• **Objective**
Identify the lines that contain the word "年轻的奢华" and copy each one.

• **Data for processing**
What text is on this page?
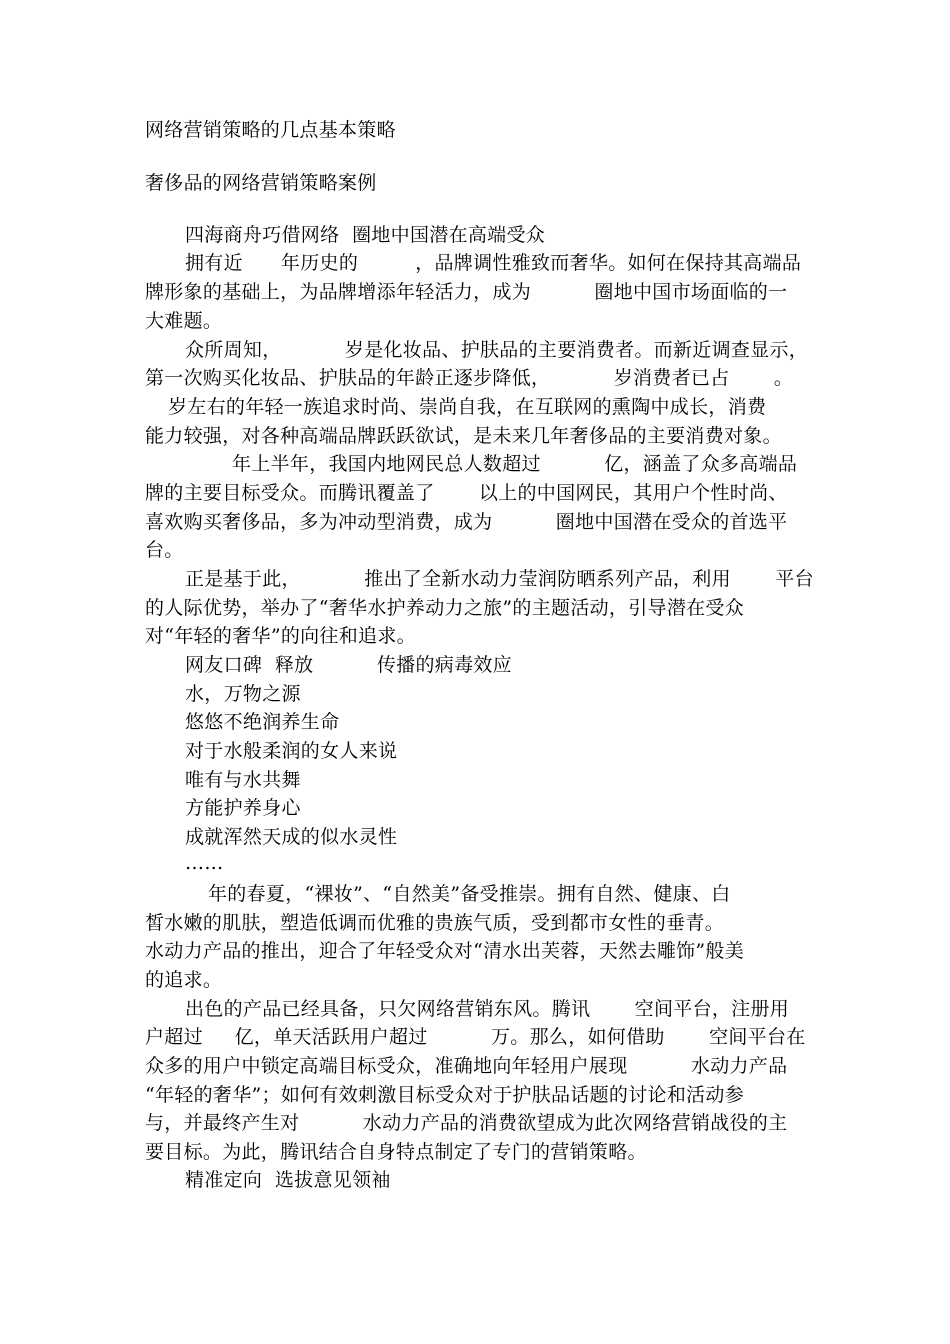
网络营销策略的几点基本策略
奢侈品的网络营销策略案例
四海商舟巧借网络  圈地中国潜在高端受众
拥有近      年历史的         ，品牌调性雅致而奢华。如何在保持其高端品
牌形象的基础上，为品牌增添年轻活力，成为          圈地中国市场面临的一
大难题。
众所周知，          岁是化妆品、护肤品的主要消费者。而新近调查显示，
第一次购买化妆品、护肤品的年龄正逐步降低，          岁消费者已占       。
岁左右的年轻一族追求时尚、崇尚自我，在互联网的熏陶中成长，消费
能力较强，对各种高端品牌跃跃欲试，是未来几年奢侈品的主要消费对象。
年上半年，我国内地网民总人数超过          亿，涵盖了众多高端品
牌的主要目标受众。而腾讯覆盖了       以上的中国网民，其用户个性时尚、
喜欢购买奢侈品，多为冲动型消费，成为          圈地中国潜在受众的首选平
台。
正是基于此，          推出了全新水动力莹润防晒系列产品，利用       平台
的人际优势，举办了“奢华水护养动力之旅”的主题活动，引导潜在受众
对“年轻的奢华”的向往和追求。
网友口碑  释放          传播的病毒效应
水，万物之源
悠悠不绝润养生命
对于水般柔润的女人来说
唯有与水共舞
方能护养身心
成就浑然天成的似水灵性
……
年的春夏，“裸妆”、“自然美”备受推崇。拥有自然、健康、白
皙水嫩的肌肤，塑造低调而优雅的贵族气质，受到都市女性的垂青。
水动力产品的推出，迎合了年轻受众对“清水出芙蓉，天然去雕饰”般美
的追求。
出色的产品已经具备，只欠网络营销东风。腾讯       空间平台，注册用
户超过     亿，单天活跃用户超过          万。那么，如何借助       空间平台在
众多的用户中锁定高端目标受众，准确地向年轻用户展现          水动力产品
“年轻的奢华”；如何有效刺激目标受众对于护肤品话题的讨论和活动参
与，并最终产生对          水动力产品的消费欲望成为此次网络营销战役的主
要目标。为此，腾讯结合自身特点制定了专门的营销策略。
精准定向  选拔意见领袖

• **Full output**
对“年轻的奢华”的向往和追求。
“年轻的奢华”；如何有效刺激目标受众对于护肤品话题的讨论和活动参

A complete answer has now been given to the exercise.